** BEGIN **

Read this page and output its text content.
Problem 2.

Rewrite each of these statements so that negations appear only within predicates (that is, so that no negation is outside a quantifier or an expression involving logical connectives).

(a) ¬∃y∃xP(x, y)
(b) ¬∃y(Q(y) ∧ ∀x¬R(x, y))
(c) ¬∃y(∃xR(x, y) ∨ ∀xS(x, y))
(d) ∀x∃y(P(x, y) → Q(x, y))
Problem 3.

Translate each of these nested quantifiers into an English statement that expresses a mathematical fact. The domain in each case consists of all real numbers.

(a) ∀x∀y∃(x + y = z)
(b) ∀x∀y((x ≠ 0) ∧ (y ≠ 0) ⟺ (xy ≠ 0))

** END **
** BEGIN **

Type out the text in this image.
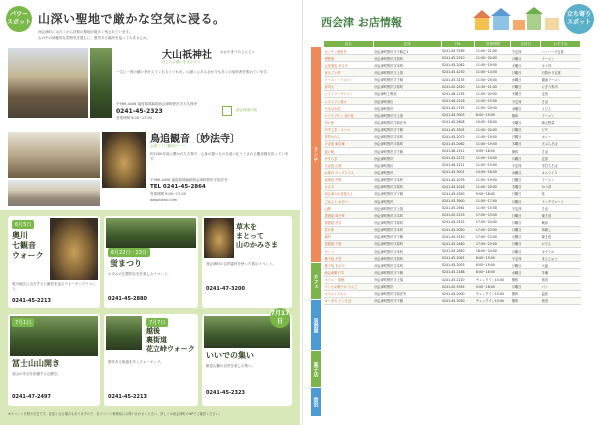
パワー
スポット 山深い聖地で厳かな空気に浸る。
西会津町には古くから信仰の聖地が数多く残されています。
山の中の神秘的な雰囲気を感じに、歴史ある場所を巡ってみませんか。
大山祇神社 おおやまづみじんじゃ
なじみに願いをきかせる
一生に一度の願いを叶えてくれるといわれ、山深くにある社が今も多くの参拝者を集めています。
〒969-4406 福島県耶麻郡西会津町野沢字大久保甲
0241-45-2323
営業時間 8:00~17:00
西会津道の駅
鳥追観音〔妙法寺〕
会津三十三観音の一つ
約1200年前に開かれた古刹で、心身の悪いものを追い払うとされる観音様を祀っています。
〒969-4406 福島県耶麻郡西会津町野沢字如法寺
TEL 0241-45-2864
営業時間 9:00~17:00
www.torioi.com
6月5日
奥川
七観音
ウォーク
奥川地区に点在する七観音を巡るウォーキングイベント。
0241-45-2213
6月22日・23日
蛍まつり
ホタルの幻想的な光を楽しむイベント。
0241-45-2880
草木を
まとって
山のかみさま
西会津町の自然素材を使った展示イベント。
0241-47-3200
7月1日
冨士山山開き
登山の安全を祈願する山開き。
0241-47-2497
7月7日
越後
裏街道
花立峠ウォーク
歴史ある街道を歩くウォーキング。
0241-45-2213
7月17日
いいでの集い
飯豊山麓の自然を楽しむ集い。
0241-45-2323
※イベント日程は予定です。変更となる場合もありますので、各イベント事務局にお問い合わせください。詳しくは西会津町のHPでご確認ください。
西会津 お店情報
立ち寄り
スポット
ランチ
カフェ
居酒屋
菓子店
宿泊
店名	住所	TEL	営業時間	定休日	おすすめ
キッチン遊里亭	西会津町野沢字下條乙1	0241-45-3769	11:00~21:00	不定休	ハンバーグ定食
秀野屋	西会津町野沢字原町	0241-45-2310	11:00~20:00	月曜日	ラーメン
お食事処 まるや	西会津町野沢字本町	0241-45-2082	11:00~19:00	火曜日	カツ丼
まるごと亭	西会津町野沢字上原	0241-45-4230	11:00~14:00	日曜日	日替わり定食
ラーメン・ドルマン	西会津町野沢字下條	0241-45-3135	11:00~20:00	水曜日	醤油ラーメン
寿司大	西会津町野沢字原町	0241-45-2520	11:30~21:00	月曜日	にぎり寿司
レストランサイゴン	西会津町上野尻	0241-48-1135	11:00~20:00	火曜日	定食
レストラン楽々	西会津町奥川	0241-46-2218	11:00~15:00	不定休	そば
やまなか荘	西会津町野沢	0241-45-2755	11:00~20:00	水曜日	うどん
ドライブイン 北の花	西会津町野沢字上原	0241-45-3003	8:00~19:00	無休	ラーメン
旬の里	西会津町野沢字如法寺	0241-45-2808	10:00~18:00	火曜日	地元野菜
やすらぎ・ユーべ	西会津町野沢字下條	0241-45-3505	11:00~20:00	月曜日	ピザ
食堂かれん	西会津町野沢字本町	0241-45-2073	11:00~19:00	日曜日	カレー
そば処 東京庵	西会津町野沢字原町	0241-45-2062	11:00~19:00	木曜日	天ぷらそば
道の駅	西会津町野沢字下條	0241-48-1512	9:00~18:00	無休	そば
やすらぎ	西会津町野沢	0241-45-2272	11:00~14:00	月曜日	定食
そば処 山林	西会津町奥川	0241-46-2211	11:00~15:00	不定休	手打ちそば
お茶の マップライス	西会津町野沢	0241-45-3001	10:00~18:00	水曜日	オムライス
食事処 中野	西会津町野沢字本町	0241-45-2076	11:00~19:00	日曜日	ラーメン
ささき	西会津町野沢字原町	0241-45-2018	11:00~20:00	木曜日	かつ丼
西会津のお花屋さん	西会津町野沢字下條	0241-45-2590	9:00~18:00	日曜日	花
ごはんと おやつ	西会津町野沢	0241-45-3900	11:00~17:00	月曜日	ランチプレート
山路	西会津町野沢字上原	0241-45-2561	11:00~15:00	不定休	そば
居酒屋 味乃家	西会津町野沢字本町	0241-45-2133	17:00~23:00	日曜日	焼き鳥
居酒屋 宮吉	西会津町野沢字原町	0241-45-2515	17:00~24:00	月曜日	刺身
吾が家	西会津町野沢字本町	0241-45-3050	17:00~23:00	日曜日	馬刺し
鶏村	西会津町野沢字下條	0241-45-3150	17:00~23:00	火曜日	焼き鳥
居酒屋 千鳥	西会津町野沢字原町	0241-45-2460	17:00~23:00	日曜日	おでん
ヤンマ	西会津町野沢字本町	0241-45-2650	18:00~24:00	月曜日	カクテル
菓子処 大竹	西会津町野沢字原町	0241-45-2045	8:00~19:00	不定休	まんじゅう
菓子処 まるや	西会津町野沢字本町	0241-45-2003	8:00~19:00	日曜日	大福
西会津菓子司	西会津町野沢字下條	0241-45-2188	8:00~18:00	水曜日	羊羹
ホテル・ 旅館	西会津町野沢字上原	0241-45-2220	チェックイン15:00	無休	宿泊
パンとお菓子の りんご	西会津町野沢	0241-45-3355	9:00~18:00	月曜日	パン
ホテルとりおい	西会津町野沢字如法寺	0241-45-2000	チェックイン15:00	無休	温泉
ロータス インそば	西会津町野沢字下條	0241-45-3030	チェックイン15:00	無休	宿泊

** END **

■ **INSTRUCTIONS TO FOLLOW**
Search the listing for the word "this" and return each line that holds it.

■ **RESPONSE**
Read this page and output its text content.
Type out the text in this image.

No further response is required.